==== RECORDS TO PROCESS

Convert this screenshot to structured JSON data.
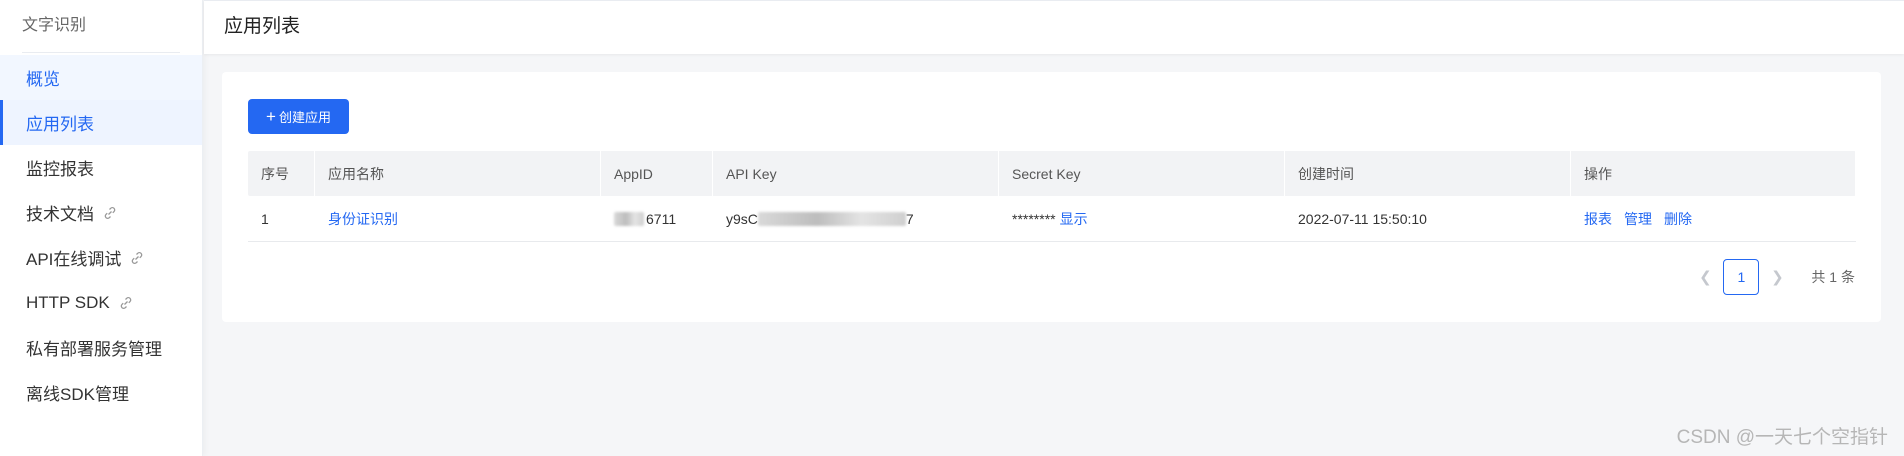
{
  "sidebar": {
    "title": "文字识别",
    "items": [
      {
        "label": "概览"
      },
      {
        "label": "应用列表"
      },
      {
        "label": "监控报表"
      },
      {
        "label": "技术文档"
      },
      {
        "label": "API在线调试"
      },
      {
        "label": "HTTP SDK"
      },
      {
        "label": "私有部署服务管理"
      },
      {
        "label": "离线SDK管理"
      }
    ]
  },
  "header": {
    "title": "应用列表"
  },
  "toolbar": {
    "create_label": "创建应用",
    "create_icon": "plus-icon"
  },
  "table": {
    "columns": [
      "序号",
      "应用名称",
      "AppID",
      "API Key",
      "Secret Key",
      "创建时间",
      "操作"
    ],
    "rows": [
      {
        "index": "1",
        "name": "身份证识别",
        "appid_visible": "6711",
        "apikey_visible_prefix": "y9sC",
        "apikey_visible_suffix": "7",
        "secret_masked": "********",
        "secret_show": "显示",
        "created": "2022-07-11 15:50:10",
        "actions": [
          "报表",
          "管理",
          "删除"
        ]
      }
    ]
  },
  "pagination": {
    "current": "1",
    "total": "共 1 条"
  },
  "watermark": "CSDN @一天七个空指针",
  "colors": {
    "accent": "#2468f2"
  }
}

========

= STATED EXERCISE =
Write out the material above once more, exactly as it reads, with no pictures.

= SOLUTION FOR THIS TASK =
Convert this screenshot to structured JSON data.
{
  "sidebar": {
    "title": "文字识别",
    "items": [
      {
        "label": "概览"
      },
      {
        "label": "应用列表"
      },
      {
        "label": "监控报表"
      },
      {
        "label": "技术文档"
      },
      {
        "label": "API在线调试"
      },
      {
        "label": "HTTP SDK"
      },
      {
        "label": "私有部署服务管理"
      },
      {
        "label": "离线SDK管理"
      }
    ]
  },
  "header": {
    "title": "应用列表"
  },
  "toolbar": {
    "create_label": "创建应用",
    "create_icon": "plus-icon"
  },
  "table": {
    "columns": [
      "序号",
      "应用名称",
      "AppID",
      "API Key",
      "Secret Key",
      "创建时间",
      "操作"
    ],
    "rows": [
      {
        "index": "1",
        "name": "身份证识别",
        "appid_visible": "6711",
        "apikey_visible_prefix": "y9sC",
        "apikey_visible_suffix": "7",
        "secret_masked": "********",
        "secret_show": "显示",
        "created": "2022-07-11 15:50:10",
        "actions": [
          "报表",
          "管理",
          "删除"
        ]
      }
    ]
  },
  "pagination": {
    "current": "1",
    "total": "共 1 条"
  },
  "watermark": "CSDN @一天七个空指针",
  "colors": {
    "accent": "#2468f2"
  }
}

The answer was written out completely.